• Exercise instructions
Below are the records; copy each line in them that holds the word "Client".

• Excerpted data
(begin)

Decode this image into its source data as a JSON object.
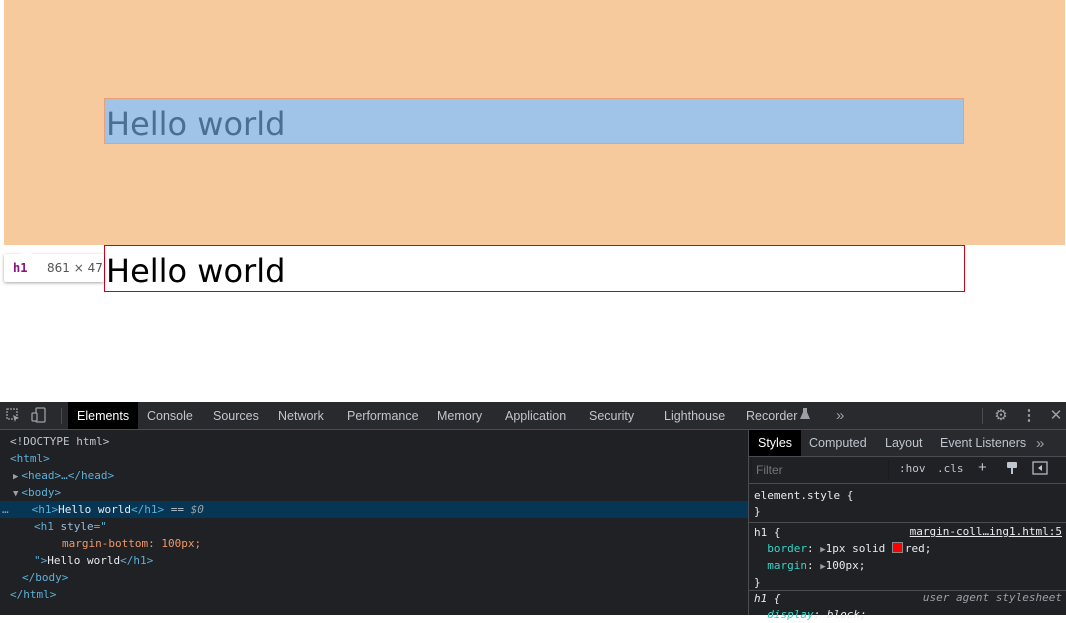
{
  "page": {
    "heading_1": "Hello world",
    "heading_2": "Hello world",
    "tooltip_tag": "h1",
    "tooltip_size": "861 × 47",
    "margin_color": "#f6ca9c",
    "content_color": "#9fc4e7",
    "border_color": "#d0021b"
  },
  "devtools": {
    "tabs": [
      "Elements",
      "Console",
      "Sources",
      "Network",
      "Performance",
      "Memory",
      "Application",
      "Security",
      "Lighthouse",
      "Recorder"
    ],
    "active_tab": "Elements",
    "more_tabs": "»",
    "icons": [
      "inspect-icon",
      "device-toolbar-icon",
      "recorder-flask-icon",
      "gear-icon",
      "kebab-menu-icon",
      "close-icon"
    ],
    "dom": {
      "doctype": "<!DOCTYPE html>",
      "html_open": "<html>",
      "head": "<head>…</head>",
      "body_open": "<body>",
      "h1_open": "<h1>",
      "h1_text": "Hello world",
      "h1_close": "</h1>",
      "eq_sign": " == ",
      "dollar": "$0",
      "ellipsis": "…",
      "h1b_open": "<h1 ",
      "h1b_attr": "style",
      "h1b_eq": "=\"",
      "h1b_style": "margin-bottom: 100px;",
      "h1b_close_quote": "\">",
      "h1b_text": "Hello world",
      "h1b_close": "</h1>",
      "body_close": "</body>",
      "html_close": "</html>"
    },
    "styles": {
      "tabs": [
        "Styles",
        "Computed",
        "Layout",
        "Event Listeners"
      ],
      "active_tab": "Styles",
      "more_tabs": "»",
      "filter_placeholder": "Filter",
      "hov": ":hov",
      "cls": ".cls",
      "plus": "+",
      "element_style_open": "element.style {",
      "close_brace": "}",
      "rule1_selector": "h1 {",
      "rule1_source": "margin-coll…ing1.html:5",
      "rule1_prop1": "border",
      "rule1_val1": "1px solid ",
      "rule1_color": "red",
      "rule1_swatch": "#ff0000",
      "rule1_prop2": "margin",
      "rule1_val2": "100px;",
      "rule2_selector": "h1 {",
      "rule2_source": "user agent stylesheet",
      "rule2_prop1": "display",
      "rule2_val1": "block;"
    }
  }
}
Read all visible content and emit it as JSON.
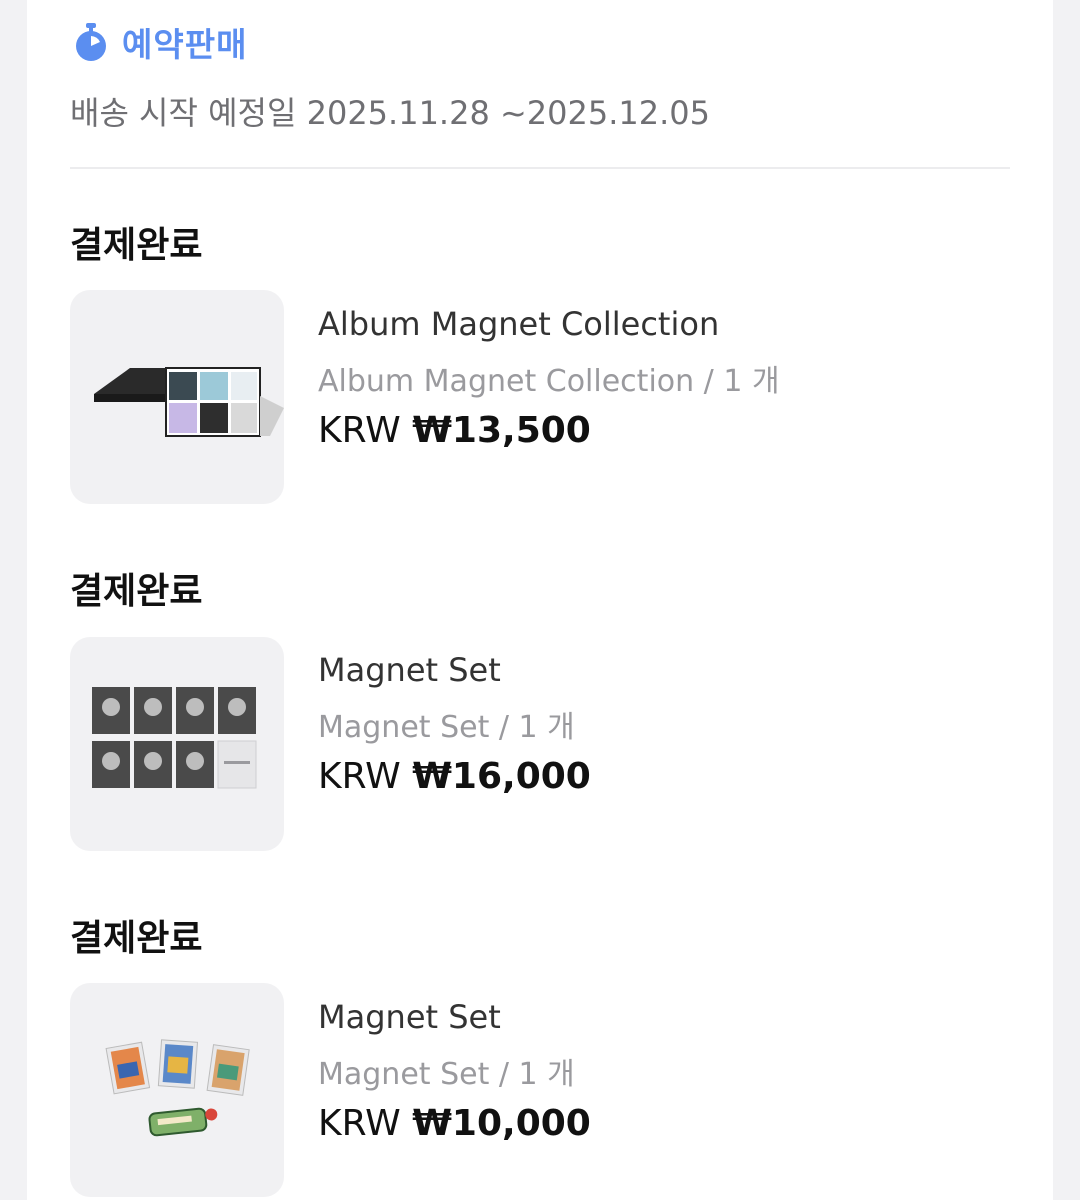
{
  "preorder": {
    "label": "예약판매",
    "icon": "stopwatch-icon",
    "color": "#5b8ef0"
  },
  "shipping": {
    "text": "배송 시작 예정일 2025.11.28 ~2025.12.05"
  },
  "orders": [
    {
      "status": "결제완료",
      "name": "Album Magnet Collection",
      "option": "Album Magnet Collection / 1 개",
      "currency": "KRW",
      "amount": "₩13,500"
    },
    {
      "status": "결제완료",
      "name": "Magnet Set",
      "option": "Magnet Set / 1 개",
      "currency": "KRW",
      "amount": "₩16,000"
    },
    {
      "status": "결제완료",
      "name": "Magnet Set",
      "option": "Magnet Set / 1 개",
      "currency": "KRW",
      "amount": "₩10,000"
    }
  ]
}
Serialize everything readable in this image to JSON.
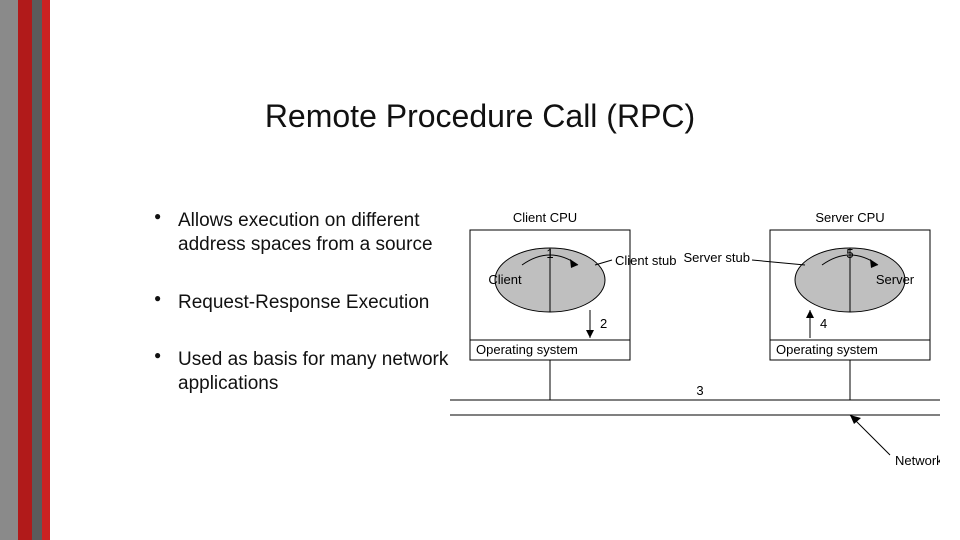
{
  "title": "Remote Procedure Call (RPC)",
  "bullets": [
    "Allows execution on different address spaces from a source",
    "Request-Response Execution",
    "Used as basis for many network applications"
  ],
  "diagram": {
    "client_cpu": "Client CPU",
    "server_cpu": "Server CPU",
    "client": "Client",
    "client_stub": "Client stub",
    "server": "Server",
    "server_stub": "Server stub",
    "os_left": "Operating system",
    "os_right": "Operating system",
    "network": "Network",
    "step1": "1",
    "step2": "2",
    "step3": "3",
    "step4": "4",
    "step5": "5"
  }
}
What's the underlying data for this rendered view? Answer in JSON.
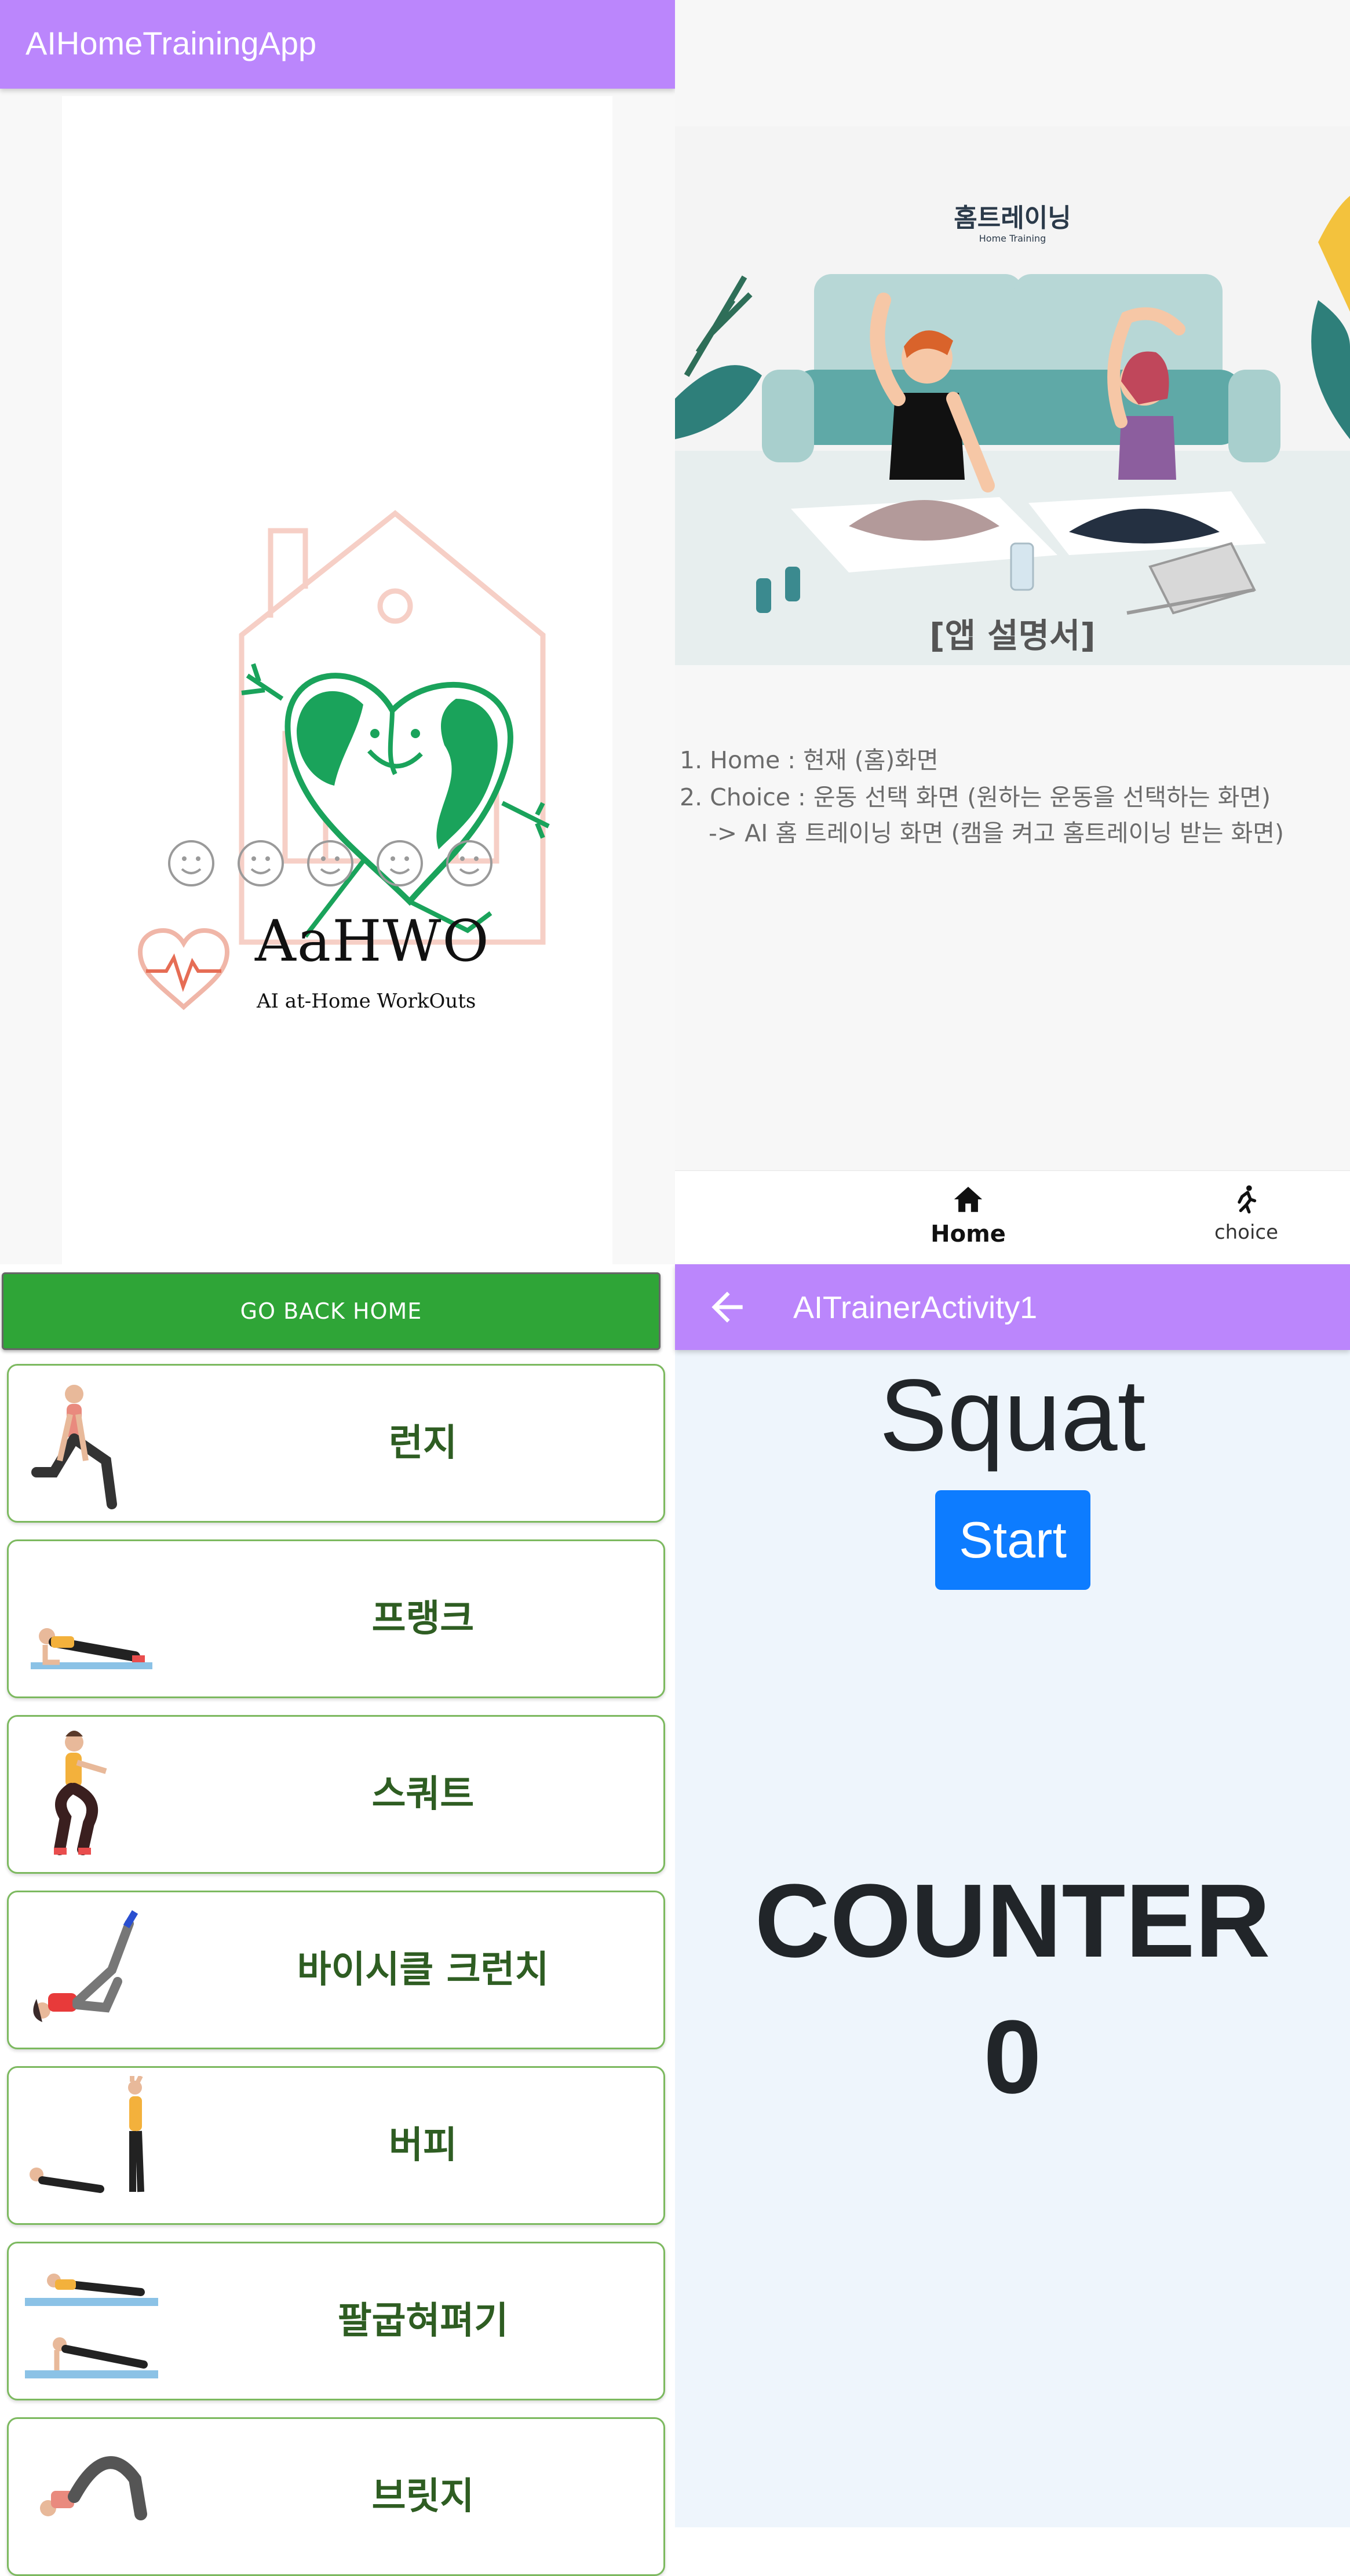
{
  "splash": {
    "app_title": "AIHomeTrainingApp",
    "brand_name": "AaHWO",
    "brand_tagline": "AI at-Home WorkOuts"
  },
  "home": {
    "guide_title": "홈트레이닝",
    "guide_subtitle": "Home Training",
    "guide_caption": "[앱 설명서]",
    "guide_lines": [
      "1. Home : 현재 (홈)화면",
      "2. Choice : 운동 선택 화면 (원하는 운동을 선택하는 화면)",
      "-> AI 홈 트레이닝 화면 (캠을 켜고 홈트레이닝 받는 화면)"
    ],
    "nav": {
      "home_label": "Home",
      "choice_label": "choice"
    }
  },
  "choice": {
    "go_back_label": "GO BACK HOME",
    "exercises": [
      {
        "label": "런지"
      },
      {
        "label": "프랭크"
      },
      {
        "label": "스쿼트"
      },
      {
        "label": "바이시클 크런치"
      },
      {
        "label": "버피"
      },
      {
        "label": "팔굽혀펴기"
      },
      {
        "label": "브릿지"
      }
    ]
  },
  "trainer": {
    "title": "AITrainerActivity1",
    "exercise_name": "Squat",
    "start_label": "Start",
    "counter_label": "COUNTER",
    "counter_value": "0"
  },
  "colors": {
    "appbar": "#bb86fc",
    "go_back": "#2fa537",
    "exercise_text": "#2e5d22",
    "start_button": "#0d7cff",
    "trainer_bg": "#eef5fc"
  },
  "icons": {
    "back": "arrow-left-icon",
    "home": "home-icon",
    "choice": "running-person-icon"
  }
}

(end)

• Task output
    "client_cpu": "Client CPU",
    "client": "Client",
    "client_stub": "Client stub",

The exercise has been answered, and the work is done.